_Task details_: Return the records that follow unaltered. Omit every picture.

_Source records_:
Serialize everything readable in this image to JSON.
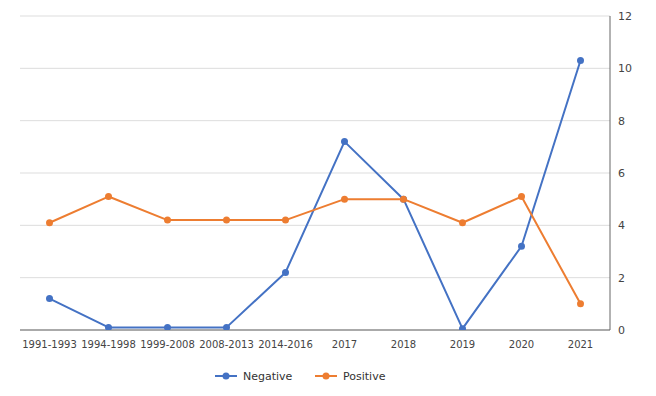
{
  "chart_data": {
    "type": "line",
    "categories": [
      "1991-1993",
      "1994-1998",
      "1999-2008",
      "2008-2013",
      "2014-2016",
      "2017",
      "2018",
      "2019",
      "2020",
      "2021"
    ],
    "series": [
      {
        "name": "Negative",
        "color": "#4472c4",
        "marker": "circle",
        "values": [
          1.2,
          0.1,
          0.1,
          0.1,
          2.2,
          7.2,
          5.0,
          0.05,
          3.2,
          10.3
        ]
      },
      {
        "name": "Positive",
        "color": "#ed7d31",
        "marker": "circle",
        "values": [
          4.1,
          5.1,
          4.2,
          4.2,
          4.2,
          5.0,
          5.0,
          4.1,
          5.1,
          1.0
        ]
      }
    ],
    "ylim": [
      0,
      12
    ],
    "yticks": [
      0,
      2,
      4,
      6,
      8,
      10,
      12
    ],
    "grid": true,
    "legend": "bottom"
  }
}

_Solution for this exercise_:
Serialize everything readable in this image to JSON.
{
  "chart_data": {
    "type": "line",
    "categories": [
      "1991-1993",
      "1994-1998",
      "1999-2008",
      "2008-2013",
      "2014-2016",
      "2017",
      "2018",
      "2019",
      "2020",
      "2021"
    ],
    "series": [
      {
        "name": "Negative",
        "color": "#4472c4",
        "marker": "circle",
        "values": [
          1.2,
          0.1,
          0.1,
          0.1,
          2.2,
          7.2,
          5.0,
          0.05,
          3.2,
          10.3
        ]
      },
      {
        "name": "Positive",
        "color": "#ed7d31",
        "marker": "circle",
        "values": [
          4.1,
          5.1,
          4.2,
          4.2,
          4.2,
          5.0,
          5.0,
          4.1,
          5.1,
          1.0
        ]
      }
    ],
    "ylim": [
      0,
      12
    ],
    "yticks": [
      0,
      2,
      4,
      6,
      8,
      10,
      12
    ],
    "grid": true,
    "legend": "bottom"
  }
}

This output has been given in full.